Supplied entries:
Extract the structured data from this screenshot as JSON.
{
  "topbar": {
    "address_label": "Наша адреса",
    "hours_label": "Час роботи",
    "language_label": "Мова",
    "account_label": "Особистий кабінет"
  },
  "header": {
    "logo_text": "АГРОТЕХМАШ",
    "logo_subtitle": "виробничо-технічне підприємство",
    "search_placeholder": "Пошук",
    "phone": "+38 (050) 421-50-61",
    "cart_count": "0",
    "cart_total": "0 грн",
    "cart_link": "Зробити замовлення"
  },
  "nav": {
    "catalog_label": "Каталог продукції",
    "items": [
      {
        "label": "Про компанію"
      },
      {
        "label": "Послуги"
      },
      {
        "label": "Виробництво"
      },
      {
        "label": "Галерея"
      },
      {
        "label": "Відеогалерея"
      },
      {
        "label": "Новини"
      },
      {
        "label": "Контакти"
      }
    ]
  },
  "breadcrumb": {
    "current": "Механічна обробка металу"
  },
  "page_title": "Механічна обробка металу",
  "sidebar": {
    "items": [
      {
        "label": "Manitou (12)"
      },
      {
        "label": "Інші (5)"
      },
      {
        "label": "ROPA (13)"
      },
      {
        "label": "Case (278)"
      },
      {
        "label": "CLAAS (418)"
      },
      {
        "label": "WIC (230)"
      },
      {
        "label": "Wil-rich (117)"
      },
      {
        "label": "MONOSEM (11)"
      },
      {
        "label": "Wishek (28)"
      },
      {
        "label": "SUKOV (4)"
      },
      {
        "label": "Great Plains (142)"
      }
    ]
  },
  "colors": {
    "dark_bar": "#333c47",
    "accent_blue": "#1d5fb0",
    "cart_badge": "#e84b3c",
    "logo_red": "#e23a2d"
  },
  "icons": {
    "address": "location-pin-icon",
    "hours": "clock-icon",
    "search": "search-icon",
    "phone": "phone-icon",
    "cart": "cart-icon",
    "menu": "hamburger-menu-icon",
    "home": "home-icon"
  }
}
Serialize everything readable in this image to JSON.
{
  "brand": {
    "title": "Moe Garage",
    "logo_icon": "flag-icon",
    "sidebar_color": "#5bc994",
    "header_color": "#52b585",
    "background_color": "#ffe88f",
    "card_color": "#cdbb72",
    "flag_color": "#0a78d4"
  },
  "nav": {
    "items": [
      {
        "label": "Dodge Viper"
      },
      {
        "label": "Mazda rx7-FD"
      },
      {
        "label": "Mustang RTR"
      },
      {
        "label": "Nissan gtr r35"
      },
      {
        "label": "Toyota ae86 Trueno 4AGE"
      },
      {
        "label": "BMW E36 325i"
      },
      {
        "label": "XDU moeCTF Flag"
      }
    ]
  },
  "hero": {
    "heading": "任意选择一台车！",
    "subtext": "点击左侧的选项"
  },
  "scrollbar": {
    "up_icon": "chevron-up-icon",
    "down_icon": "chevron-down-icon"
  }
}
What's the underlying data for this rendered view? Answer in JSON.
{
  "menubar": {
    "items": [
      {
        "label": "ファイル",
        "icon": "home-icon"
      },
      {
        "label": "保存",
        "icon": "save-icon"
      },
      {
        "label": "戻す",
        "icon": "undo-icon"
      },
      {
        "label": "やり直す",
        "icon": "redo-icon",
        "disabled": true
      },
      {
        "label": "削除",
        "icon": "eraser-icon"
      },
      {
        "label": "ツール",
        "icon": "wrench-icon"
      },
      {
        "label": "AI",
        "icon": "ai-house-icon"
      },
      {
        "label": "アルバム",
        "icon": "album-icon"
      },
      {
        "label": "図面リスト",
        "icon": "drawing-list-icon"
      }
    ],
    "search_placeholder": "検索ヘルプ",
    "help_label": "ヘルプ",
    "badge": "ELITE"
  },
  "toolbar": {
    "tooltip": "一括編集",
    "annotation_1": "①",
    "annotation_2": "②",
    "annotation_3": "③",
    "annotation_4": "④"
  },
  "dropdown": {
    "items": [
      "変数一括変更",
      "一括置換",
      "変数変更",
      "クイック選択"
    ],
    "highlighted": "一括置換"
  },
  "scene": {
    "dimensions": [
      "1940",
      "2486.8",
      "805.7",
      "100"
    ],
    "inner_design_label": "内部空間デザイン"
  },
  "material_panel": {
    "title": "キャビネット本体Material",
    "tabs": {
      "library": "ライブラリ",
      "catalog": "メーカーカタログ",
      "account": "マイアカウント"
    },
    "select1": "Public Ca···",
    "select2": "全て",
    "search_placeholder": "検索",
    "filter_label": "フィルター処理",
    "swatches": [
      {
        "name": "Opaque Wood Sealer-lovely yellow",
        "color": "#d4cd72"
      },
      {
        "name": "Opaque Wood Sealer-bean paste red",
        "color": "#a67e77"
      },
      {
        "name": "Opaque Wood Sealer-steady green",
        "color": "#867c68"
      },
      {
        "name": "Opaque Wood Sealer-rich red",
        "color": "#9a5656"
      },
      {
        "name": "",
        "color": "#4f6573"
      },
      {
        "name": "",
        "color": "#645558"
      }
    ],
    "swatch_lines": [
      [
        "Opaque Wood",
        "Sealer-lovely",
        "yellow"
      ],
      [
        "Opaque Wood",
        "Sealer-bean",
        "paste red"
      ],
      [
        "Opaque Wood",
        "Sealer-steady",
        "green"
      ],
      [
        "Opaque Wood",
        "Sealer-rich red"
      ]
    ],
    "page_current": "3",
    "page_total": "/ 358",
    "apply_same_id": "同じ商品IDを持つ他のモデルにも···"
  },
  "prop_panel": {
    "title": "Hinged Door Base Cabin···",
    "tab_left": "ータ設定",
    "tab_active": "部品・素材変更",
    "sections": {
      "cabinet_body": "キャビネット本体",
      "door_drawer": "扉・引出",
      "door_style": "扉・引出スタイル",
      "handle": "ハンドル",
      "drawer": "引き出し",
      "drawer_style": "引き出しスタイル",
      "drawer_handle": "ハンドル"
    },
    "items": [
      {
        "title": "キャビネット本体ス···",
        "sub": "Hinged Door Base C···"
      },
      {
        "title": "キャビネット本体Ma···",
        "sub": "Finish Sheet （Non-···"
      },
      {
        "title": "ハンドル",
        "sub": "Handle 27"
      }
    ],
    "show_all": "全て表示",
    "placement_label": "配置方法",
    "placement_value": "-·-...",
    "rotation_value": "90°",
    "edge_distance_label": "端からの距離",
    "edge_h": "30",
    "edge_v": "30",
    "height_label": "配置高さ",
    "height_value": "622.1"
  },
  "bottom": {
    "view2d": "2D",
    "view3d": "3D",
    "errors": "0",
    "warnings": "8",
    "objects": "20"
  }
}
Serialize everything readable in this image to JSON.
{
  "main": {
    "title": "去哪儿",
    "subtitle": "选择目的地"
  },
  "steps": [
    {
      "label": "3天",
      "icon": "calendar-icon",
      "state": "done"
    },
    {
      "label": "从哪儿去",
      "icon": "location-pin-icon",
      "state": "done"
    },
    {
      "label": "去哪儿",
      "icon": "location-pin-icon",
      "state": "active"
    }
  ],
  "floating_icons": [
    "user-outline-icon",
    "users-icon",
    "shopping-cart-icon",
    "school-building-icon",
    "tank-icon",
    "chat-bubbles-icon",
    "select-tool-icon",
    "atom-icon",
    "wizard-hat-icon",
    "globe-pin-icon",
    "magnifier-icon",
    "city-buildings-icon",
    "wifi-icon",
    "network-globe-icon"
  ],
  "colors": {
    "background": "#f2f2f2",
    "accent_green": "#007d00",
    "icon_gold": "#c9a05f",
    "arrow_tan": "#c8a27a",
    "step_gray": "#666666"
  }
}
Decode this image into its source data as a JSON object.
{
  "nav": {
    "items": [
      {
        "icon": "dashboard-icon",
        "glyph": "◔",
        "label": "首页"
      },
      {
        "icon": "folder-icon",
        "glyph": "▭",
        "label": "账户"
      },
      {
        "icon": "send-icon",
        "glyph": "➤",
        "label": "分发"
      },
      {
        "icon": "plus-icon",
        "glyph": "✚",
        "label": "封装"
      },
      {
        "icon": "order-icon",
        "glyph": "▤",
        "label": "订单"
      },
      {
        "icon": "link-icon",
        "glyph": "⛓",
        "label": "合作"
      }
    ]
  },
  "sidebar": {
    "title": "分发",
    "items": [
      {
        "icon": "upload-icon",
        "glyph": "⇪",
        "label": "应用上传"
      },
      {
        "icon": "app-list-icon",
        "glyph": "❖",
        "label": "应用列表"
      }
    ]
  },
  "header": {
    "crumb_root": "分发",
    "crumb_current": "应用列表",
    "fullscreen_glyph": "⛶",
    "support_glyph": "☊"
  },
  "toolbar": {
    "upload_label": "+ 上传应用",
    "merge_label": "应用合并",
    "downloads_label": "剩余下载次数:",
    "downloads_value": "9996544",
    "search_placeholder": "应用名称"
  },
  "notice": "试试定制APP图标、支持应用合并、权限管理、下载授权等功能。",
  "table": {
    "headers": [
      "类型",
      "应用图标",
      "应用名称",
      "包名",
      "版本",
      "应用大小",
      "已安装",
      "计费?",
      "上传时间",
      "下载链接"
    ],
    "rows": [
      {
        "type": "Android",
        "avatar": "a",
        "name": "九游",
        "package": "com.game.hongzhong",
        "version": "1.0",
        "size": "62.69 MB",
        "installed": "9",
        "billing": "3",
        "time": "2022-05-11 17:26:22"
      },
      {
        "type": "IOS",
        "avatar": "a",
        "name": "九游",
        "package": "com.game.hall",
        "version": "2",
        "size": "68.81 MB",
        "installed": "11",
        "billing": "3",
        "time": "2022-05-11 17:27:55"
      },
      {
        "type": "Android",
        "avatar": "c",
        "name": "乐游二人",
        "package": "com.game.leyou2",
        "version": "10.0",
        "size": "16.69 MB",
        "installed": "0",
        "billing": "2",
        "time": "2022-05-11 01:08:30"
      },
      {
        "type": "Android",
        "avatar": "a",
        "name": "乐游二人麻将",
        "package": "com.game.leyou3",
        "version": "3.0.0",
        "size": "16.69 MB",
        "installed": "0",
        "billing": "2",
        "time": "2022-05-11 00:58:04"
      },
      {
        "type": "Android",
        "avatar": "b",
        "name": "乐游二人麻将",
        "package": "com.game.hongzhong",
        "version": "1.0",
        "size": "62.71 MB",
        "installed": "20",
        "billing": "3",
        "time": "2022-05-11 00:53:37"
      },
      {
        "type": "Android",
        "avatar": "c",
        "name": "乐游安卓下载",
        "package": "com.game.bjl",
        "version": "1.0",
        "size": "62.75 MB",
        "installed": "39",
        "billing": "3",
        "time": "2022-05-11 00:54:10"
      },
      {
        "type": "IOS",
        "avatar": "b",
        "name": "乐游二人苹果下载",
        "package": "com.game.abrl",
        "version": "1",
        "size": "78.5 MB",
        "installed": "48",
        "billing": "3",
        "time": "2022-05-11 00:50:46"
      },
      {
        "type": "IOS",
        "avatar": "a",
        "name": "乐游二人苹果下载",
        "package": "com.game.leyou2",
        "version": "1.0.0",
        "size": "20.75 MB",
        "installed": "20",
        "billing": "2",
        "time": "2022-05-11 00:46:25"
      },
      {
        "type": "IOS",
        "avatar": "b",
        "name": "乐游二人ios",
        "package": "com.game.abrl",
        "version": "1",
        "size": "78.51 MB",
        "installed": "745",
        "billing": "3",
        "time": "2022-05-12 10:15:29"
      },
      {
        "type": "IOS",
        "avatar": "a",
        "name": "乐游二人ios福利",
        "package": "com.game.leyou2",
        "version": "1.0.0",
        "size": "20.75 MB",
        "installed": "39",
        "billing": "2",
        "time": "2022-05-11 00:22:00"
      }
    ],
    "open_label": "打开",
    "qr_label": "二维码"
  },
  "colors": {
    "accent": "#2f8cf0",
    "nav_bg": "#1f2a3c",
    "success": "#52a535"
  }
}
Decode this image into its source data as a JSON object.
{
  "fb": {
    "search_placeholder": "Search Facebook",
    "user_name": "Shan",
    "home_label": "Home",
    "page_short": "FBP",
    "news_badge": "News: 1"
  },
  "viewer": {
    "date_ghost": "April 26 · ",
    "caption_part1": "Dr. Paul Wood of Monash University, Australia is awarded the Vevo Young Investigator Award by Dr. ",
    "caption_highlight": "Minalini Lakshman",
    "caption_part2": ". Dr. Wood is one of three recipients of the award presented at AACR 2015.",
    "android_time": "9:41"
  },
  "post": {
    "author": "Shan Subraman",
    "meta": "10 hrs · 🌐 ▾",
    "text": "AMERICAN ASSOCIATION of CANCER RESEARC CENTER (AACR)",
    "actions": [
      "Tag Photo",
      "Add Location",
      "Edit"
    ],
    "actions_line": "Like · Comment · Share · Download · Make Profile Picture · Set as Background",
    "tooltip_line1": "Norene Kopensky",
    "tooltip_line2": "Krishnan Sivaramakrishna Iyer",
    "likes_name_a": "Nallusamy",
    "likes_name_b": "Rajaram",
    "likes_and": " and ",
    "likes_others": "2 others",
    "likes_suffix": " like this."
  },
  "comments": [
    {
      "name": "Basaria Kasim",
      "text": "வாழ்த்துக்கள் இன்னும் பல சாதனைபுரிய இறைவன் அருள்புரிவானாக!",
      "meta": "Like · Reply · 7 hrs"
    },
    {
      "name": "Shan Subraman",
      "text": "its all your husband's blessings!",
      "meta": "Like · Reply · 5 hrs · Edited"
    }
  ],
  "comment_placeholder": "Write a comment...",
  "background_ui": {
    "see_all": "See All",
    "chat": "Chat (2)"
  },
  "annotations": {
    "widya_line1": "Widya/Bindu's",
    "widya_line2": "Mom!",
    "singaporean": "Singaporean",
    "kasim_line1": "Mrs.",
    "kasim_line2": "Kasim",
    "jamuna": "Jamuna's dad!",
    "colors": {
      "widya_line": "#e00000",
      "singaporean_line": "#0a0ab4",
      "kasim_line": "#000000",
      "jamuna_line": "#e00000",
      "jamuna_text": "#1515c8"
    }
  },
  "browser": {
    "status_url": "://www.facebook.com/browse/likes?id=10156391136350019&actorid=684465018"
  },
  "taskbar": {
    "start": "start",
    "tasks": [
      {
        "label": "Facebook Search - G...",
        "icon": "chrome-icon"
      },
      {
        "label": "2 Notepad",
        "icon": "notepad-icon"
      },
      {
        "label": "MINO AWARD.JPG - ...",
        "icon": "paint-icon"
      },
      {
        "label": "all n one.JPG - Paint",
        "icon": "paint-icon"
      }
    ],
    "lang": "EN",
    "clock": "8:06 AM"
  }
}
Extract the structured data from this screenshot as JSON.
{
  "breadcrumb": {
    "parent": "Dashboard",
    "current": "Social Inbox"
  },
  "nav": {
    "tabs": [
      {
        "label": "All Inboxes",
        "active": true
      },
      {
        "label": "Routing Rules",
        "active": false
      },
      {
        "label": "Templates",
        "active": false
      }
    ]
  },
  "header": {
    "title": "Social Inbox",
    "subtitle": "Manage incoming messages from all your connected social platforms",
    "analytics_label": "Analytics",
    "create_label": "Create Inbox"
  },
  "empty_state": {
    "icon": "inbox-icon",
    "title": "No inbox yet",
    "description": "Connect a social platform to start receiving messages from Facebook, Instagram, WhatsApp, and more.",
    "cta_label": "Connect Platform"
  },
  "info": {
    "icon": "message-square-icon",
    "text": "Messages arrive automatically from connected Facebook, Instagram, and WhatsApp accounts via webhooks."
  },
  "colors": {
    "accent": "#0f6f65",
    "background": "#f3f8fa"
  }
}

Exercise aim: How many lines of the entries above hold the string "size"? Reply with the number alone.

Full response: 10